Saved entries

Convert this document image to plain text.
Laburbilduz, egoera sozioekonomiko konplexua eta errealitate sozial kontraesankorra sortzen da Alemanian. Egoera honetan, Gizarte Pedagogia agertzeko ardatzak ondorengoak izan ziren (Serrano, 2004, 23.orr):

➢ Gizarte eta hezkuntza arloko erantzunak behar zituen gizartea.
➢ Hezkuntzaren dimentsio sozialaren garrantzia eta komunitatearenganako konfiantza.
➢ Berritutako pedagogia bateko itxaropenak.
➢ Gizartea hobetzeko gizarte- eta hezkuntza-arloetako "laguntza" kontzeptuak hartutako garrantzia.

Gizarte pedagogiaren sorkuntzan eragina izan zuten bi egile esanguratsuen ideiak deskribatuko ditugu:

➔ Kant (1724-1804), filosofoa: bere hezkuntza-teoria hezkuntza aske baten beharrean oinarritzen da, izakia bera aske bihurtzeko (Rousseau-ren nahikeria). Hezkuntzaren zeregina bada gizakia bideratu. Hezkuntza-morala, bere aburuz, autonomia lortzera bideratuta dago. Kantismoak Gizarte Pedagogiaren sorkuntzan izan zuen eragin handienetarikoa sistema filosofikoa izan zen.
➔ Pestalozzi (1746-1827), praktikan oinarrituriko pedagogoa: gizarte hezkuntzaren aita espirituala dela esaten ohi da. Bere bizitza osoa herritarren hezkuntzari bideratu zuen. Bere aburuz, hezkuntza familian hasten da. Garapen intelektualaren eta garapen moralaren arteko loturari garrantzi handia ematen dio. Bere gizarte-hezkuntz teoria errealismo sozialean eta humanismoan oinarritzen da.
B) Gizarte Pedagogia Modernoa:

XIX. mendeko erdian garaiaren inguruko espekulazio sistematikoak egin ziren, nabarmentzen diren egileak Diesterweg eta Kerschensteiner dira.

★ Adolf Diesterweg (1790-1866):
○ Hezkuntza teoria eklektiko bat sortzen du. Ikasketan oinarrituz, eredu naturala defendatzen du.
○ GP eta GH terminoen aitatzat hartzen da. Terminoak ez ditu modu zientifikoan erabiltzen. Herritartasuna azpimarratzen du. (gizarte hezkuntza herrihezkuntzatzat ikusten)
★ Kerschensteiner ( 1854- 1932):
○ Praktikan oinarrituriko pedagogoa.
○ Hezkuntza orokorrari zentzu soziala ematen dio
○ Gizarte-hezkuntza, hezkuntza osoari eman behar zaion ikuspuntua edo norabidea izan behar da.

* * *

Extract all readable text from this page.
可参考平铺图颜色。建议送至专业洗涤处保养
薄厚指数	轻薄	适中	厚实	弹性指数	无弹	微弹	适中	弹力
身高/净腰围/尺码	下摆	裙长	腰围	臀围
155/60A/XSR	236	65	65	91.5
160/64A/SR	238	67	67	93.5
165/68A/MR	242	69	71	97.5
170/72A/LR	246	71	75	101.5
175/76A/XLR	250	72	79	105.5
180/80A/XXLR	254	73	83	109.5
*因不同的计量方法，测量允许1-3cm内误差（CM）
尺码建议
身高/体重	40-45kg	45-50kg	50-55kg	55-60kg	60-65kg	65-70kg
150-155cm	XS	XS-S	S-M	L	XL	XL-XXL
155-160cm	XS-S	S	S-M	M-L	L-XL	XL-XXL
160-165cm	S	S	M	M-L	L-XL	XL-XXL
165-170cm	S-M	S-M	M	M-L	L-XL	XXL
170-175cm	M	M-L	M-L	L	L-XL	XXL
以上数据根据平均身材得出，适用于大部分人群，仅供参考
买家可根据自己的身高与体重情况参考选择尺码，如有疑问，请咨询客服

▶ TASK BRIEF
A line counts if it holds the word "sortzen". Work out how many lines in the listing count, and give only that number.

▶ TASK RESULT
2